WORK TO COMPLETE ▸
In the listing that follows, how many lines contain the string "servicio"? Provide only the number.

[Records from a data collection]

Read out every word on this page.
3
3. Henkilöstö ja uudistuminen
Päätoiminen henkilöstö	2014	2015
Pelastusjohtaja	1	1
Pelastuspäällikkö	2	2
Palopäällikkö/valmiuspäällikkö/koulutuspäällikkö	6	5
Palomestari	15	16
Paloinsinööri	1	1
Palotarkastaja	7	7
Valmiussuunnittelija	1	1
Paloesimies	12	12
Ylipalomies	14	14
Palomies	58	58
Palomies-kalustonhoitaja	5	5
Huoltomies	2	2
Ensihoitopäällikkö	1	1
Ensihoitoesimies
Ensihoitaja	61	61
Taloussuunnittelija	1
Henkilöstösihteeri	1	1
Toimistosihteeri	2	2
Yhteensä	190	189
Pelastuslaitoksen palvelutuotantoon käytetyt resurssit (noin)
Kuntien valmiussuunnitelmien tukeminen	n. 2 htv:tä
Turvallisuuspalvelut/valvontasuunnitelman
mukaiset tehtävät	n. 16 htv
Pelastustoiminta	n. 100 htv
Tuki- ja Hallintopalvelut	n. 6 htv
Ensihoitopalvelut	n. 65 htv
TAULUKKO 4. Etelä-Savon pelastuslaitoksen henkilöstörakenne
...
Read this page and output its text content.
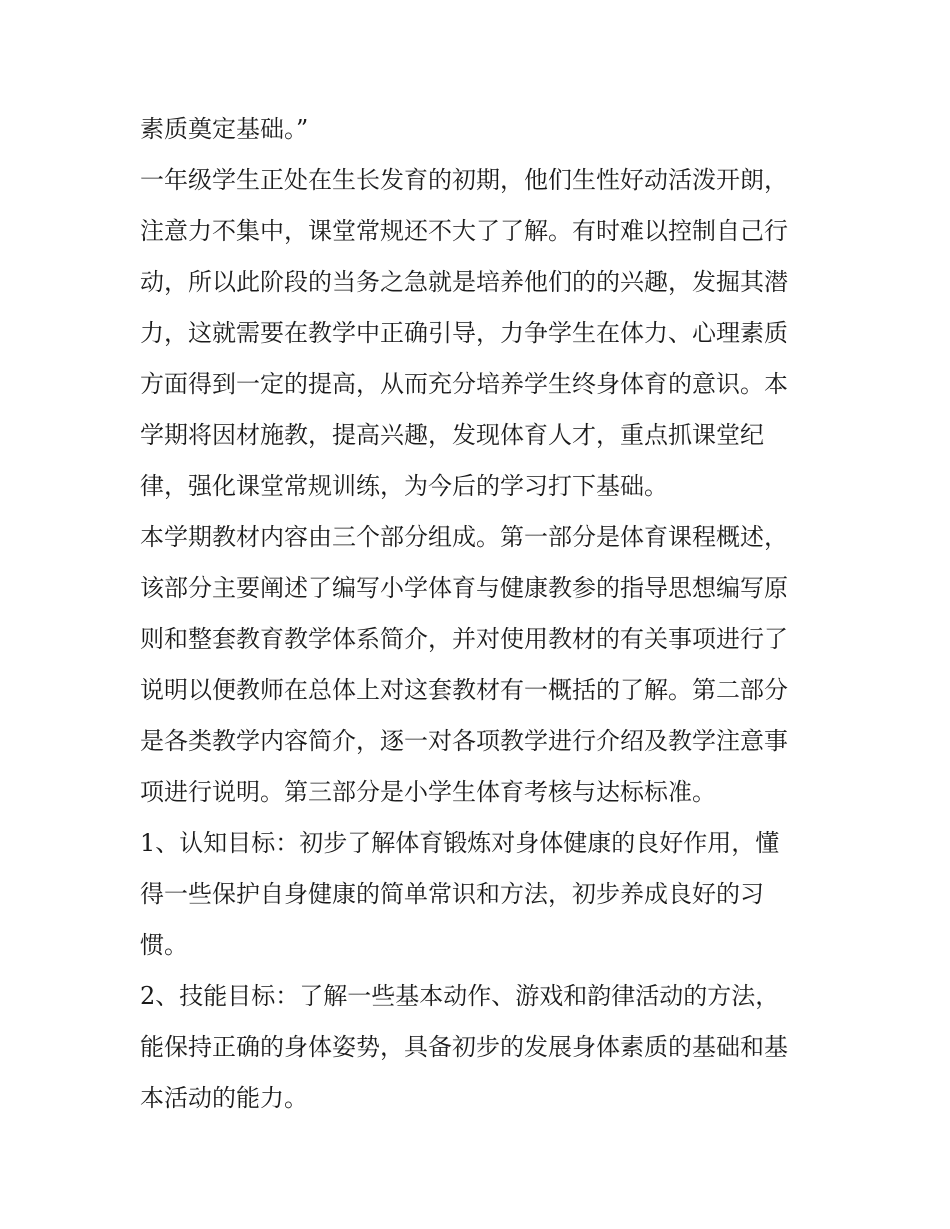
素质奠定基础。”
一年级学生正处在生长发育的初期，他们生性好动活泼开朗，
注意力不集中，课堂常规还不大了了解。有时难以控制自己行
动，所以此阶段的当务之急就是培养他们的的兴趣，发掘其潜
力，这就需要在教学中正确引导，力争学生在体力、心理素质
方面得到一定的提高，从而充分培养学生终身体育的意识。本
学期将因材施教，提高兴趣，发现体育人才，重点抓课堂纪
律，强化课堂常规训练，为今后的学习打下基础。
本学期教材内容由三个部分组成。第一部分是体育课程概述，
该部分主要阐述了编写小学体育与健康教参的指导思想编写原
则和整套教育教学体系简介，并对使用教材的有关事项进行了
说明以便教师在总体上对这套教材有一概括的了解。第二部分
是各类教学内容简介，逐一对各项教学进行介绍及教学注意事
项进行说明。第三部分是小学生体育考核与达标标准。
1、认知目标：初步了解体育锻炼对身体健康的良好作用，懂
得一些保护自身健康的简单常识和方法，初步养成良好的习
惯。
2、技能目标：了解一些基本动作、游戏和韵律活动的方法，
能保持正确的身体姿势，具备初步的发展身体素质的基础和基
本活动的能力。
==
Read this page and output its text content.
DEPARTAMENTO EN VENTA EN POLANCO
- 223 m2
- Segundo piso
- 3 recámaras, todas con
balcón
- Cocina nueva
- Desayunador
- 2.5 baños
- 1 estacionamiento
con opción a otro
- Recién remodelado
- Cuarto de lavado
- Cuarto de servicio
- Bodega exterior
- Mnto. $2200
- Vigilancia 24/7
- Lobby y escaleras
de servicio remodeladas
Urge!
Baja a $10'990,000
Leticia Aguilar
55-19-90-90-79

ANSWER TO THIS EXERCISE ▸
2